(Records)
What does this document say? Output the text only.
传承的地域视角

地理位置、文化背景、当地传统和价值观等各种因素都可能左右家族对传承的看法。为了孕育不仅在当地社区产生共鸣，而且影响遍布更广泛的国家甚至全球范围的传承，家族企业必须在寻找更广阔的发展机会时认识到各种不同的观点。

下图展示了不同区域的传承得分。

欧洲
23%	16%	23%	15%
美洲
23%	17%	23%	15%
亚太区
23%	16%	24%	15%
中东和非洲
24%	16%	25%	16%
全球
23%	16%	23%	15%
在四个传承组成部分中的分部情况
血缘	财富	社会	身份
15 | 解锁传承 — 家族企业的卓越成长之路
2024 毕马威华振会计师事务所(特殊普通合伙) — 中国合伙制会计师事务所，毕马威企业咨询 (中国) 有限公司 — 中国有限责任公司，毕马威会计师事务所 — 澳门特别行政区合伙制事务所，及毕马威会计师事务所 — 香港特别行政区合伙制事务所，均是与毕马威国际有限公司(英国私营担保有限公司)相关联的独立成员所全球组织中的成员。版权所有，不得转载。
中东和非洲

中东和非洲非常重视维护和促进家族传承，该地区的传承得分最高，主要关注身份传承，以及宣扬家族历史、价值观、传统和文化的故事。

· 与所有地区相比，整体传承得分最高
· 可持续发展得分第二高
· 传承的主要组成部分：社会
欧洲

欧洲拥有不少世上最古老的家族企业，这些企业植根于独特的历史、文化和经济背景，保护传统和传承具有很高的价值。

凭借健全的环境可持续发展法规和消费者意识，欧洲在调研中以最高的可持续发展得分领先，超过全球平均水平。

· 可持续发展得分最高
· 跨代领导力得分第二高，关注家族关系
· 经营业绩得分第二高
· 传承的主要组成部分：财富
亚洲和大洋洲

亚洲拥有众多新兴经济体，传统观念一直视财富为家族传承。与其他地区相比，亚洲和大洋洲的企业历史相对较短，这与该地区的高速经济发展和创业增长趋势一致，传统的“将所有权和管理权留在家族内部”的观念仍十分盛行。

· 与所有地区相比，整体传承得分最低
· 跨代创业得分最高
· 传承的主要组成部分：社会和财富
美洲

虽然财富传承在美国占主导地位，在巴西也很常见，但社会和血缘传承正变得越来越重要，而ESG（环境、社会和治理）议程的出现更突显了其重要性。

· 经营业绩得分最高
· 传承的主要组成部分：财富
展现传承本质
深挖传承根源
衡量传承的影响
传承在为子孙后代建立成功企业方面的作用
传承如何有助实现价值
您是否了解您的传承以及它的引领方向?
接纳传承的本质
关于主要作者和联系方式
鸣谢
* * *
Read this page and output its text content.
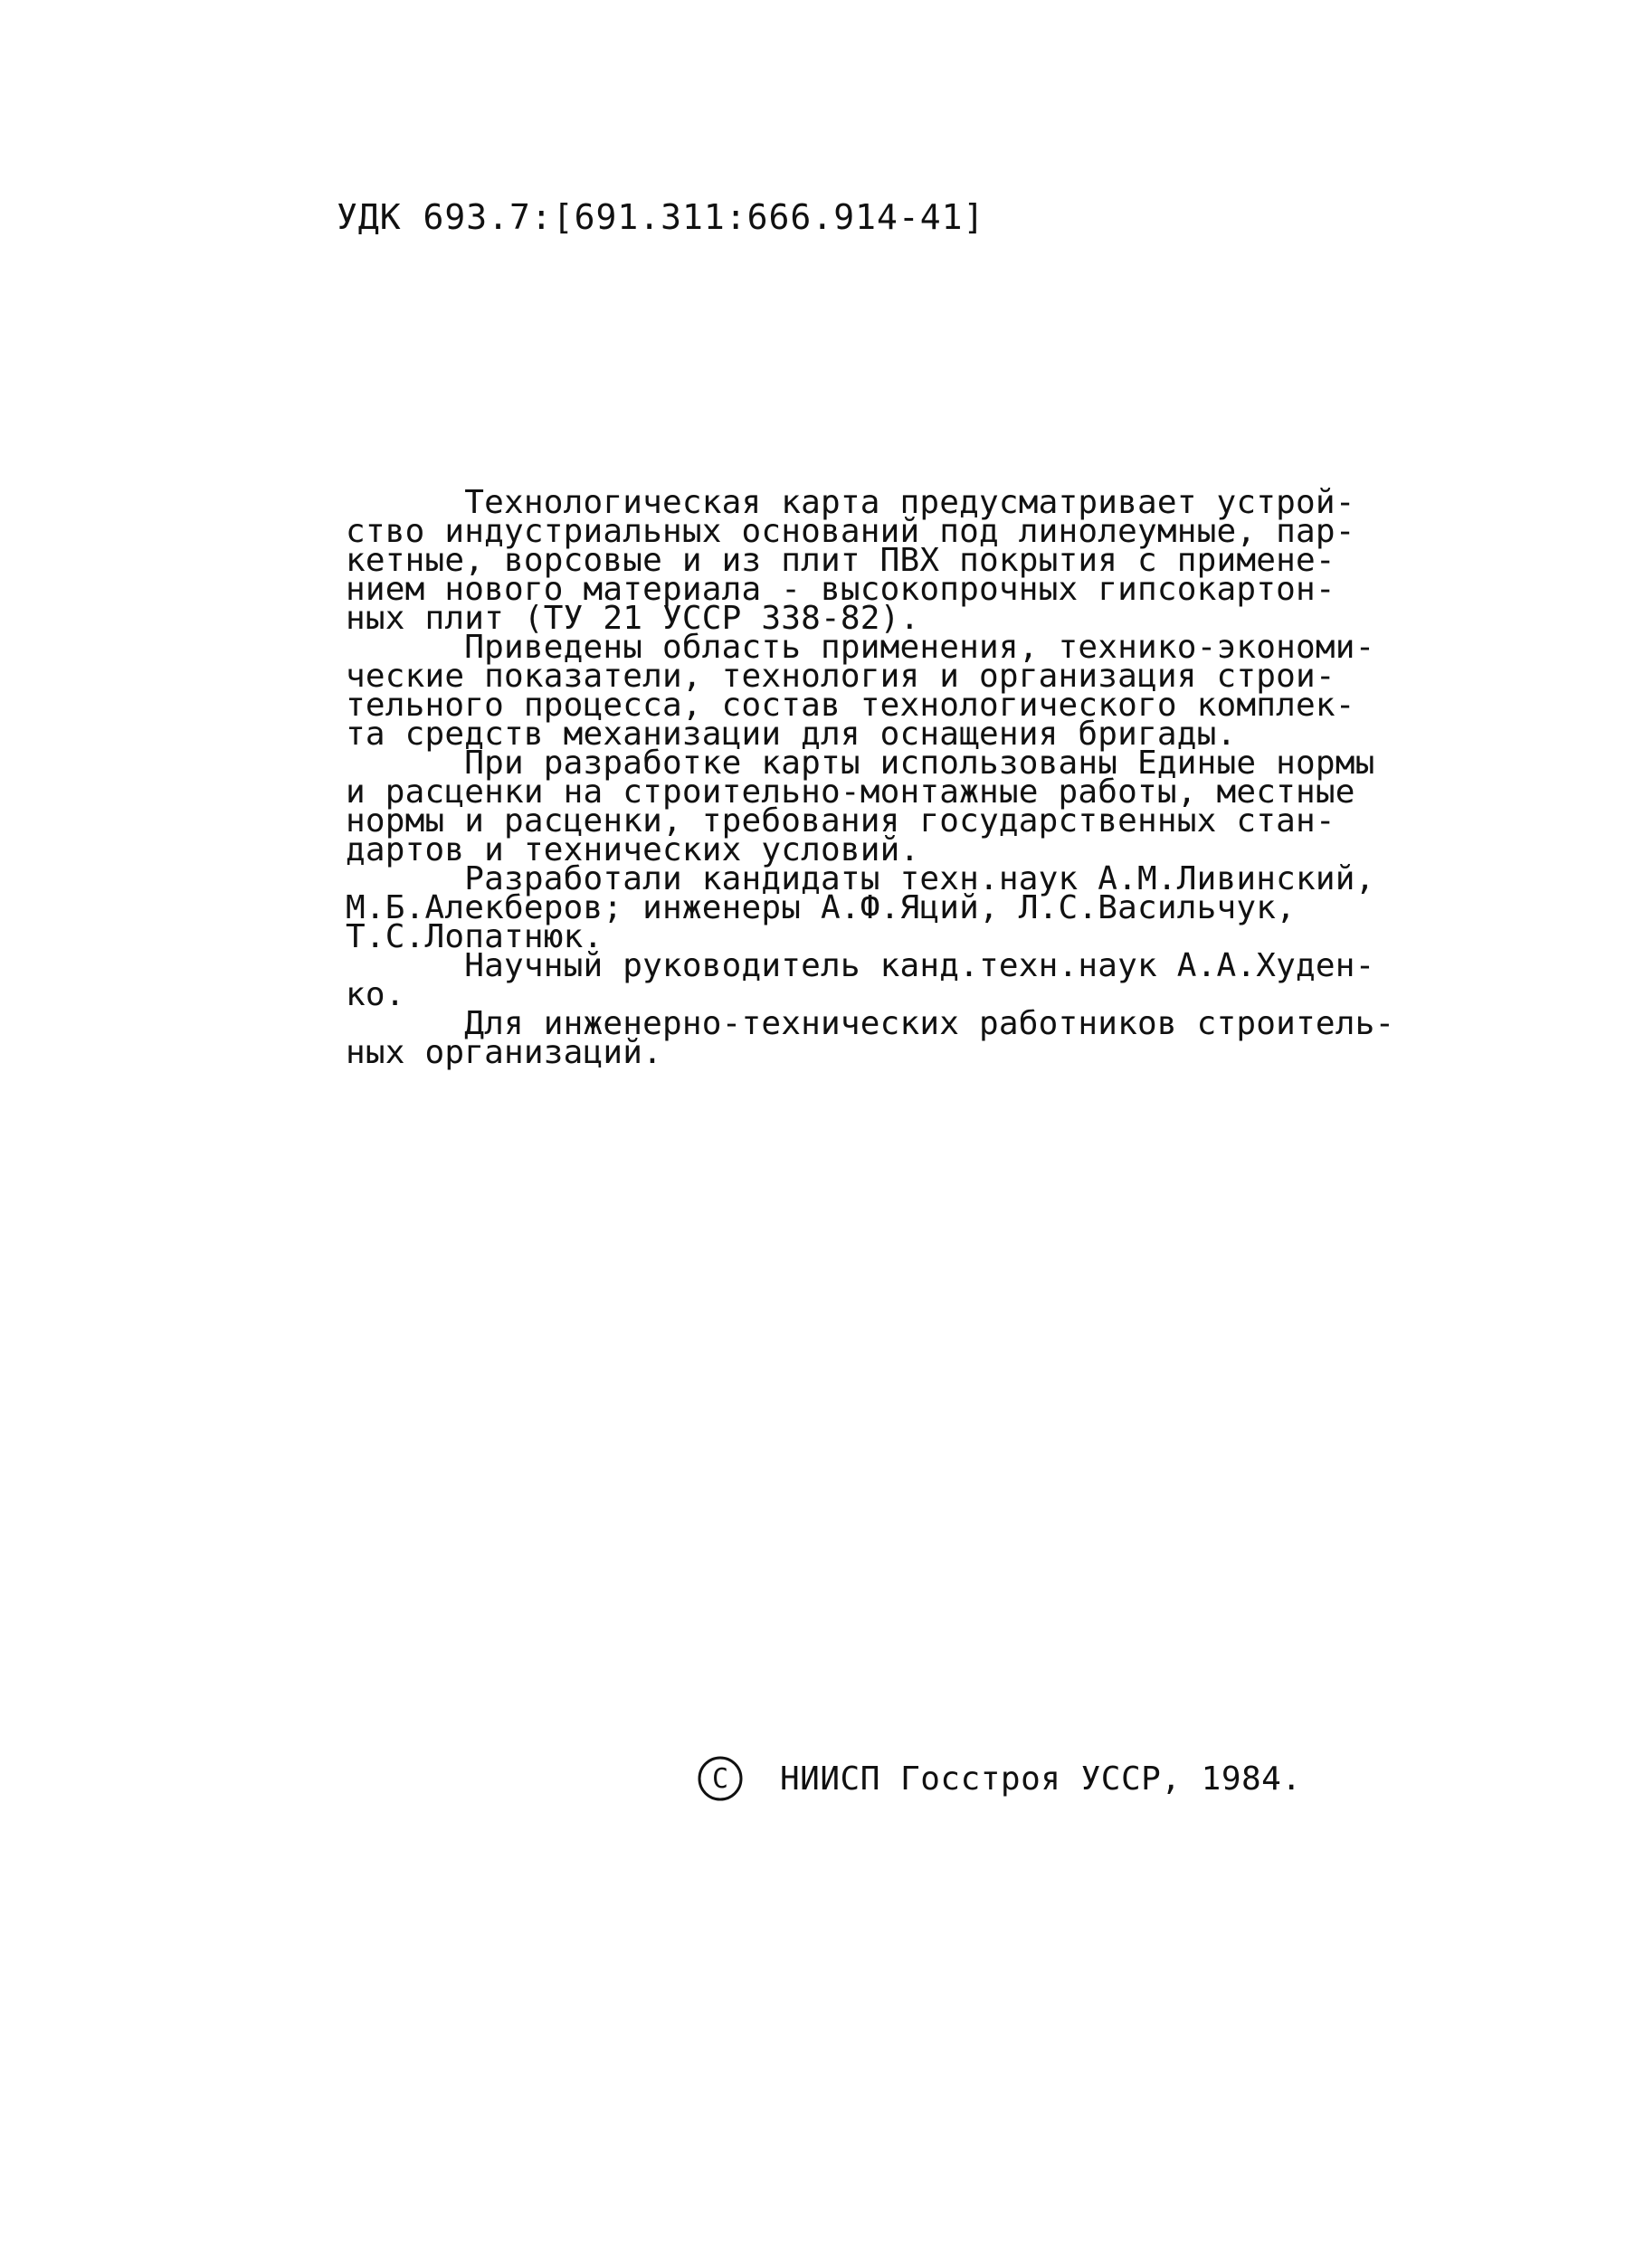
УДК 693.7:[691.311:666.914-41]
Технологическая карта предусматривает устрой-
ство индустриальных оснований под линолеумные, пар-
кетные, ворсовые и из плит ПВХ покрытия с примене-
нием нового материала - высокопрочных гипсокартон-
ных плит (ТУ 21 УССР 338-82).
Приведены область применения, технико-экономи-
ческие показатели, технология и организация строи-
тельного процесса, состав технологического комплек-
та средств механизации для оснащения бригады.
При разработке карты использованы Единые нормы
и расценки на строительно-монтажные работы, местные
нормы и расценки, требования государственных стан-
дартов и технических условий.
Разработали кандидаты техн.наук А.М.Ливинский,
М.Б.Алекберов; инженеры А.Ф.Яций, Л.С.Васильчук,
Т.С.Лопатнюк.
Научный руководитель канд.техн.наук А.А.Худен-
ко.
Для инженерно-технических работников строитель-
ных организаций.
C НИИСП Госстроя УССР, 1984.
...
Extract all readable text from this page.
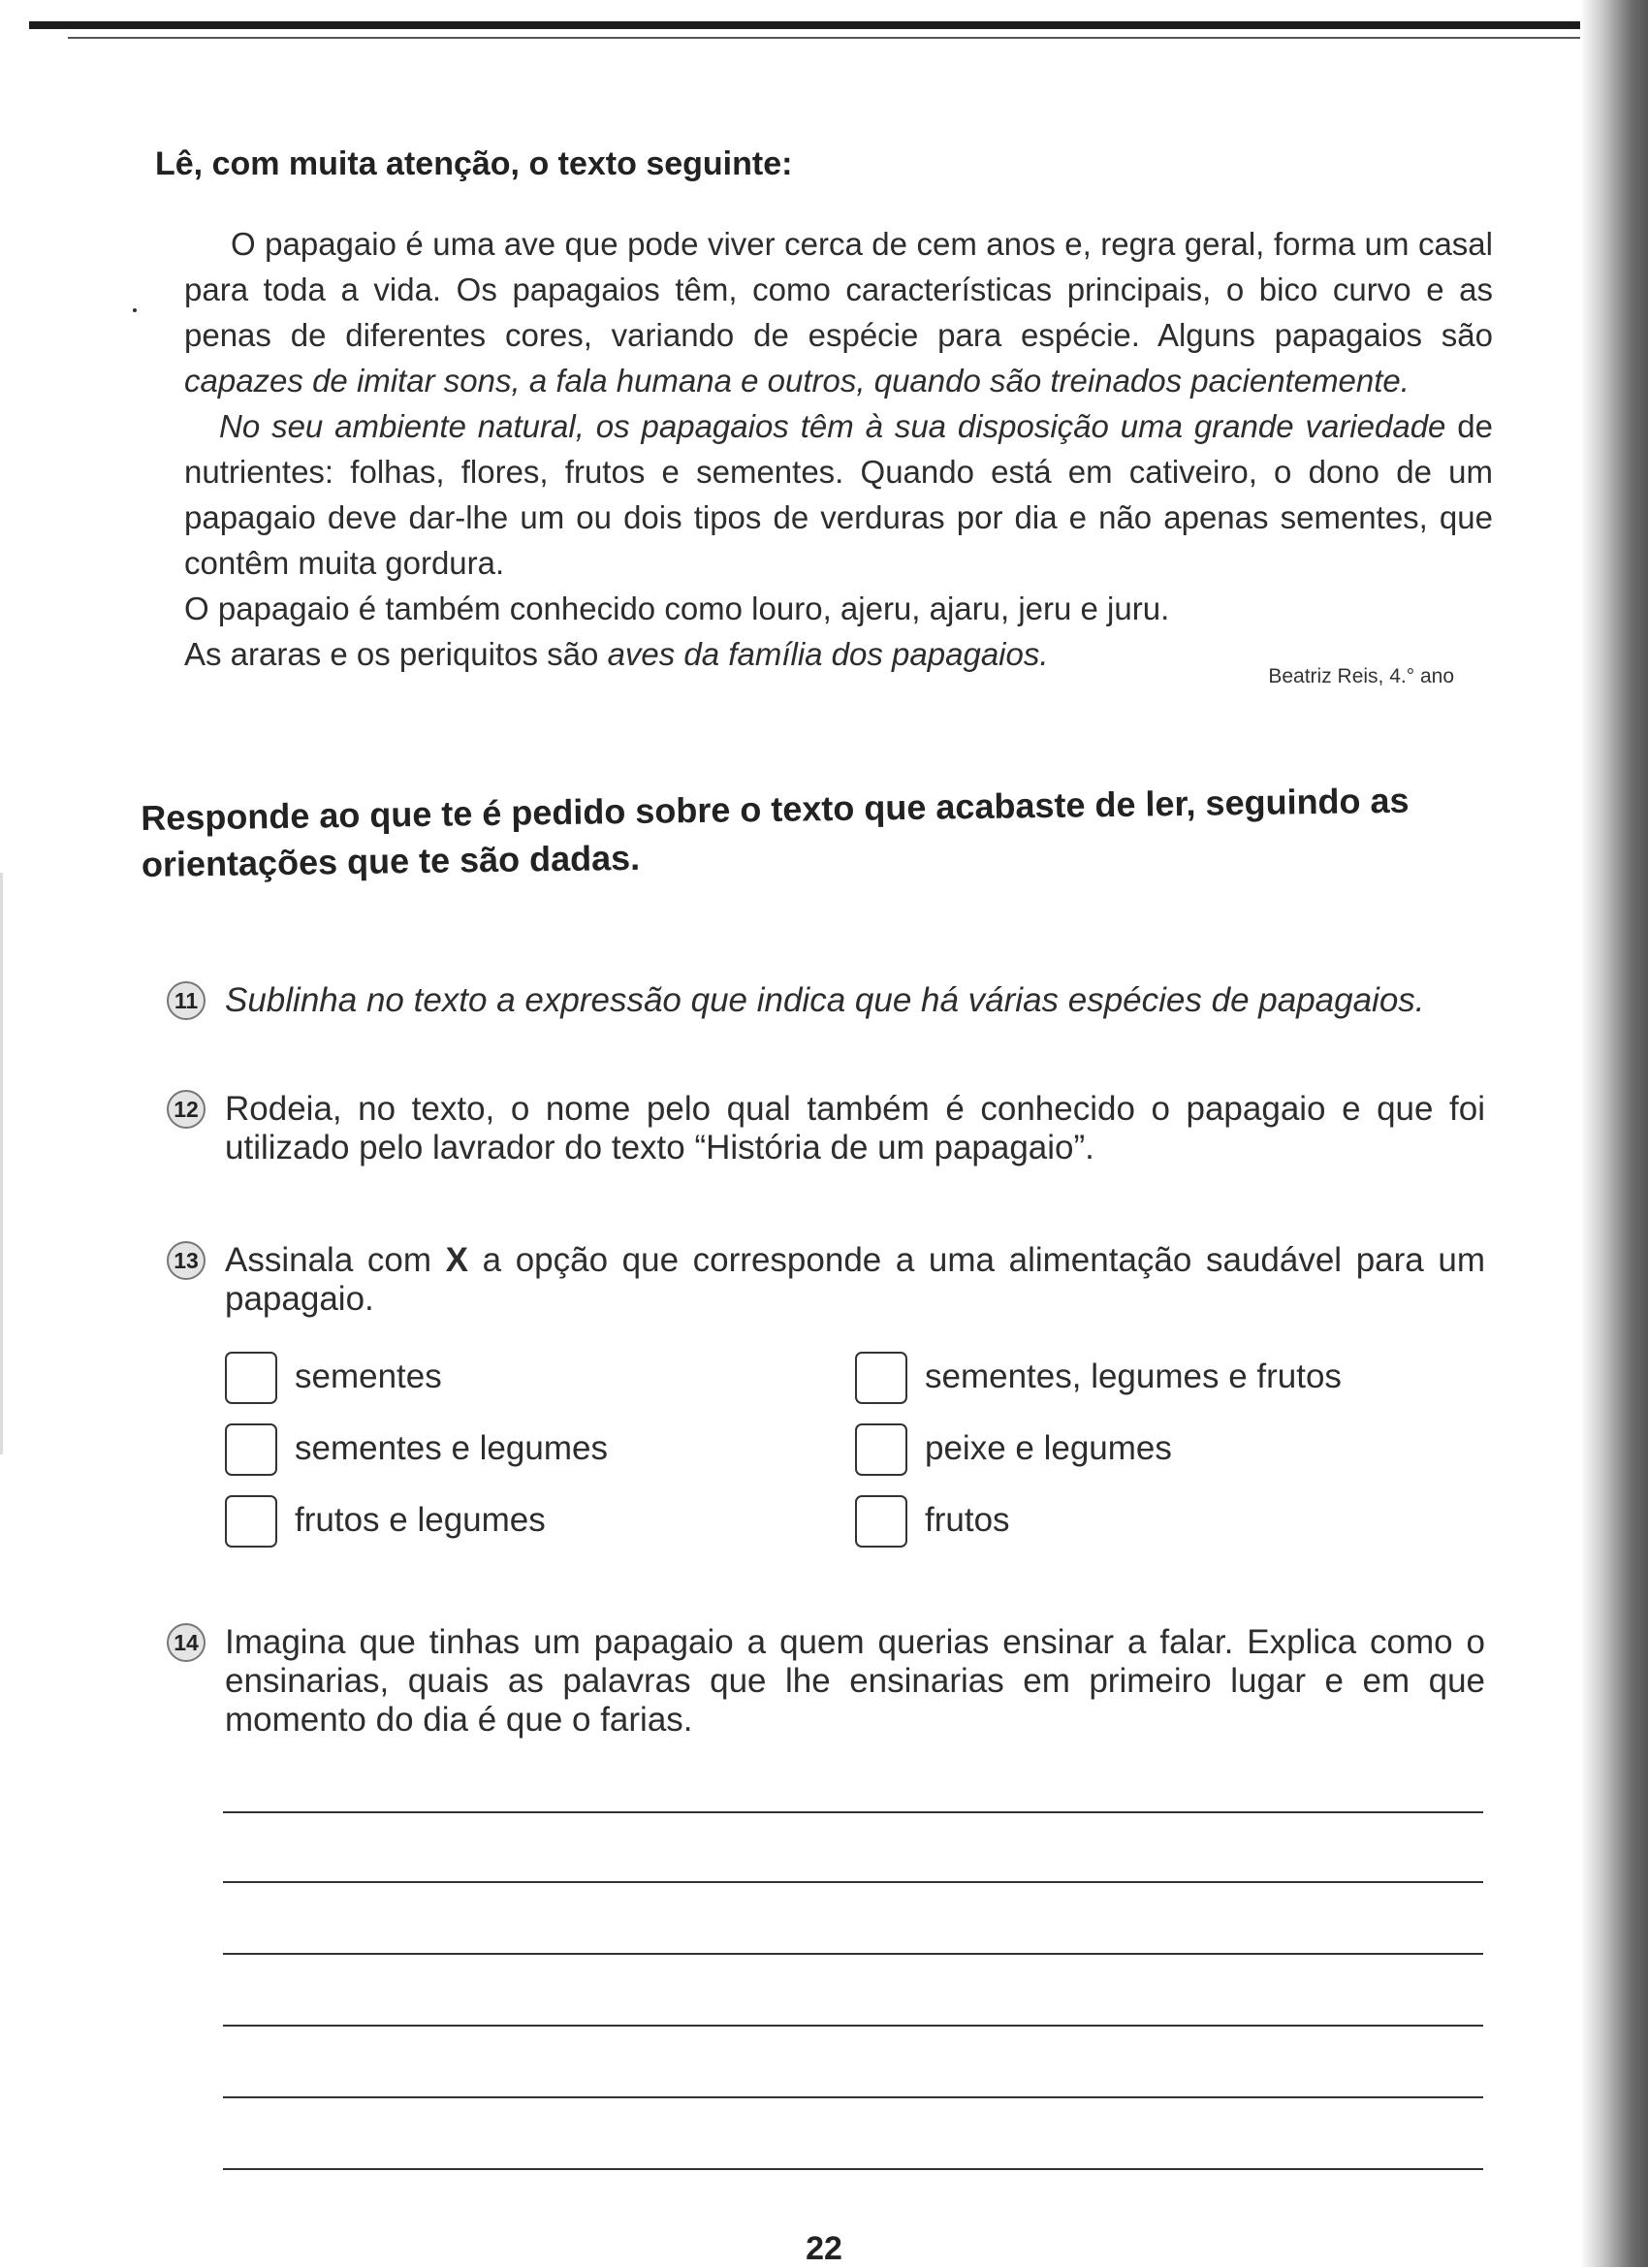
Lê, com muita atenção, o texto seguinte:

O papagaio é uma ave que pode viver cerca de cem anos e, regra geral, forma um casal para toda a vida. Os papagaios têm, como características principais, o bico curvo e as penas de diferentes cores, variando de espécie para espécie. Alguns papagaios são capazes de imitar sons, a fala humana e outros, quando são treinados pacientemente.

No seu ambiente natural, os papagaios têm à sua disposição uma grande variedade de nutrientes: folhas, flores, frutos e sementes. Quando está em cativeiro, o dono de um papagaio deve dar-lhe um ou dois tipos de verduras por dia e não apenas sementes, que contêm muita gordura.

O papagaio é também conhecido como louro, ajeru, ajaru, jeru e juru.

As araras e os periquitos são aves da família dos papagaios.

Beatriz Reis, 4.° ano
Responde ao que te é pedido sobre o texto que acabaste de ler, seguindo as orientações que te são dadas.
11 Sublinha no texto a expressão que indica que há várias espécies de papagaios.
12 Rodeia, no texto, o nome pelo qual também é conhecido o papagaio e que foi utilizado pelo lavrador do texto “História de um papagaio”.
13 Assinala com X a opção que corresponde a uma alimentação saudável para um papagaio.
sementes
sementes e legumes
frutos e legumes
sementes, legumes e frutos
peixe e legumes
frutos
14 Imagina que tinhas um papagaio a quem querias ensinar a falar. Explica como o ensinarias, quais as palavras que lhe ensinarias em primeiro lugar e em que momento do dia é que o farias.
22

*Problem:*
Show the lines where the word "também" appears in the entries.

*Complete output:*
O papagaio é também conhecido como louro, ajeru, ajaru, jeru e juru.
12 Rodeia, no texto, o nome pelo qual também é conhecido o papagaio e que foi utilizado pelo lavrador do texto “História de um papagaio”.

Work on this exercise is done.